**Task inputs**
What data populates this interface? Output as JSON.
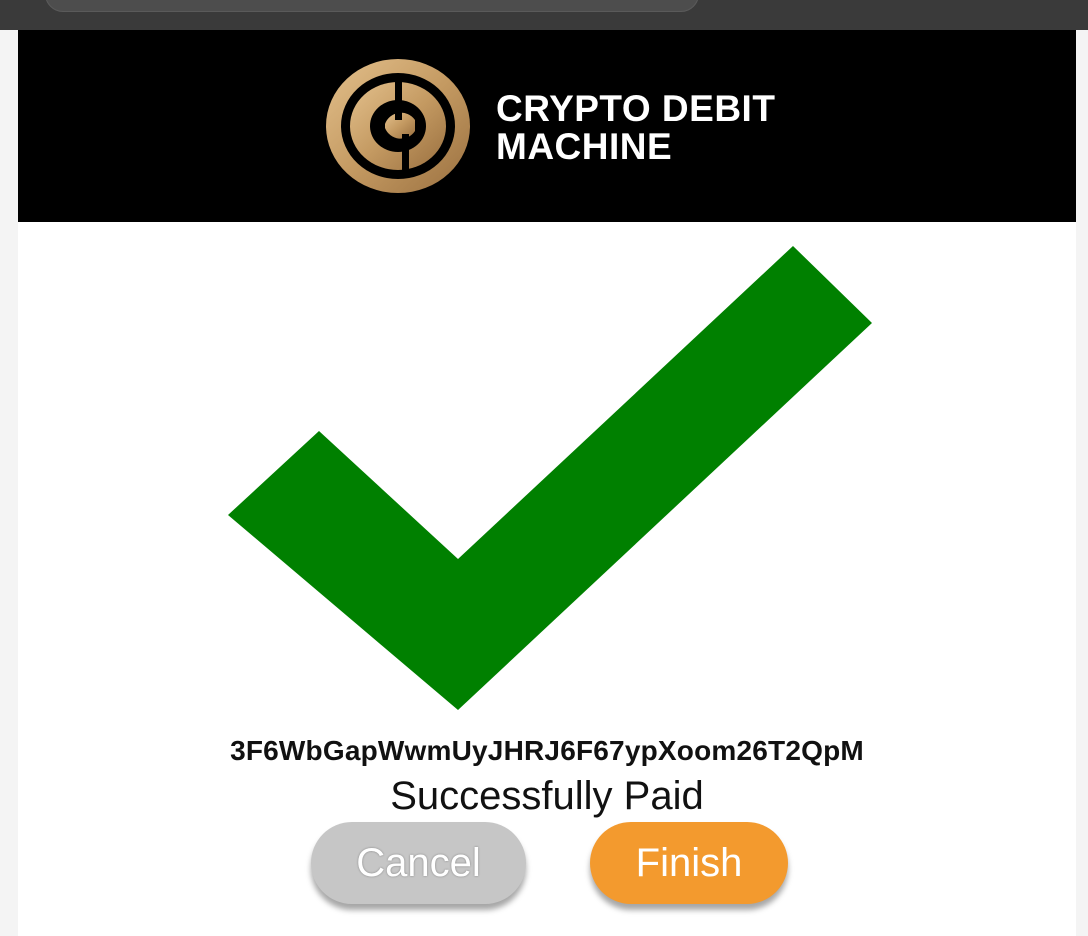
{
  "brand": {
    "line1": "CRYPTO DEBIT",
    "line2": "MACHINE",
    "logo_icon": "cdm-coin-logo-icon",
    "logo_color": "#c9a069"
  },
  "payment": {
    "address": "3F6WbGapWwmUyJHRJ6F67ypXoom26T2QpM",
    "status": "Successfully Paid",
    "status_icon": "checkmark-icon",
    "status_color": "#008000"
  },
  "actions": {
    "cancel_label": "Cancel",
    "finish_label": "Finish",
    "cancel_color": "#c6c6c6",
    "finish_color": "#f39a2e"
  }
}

**Given request**
Repeat each record exactly as shown above, dropping all images.

**Response**
What data populates this interface? Output as JSON.
{
  "brand": {
    "line1": "CRYPTO DEBIT",
    "line2": "MACHINE",
    "logo_icon": "cdm-coin-logo-icon",
    "logo_color": "#c9a069"
  },
  "payment": {
    "address": "3F6WbGapWwmUyJHRJ6F67ypXoom26T2QpM",
    "status": "Successfully Paid",
    "status_icon": "checkmark-icon",
    "status_color": "#008000"
  },
  "actions": {
    "cancel_label": "Cancel",
    "finish_label": "Finish",
    "cancel_color": "#c6c6c6",
    "finish_color": "#f39a2e"
  }
}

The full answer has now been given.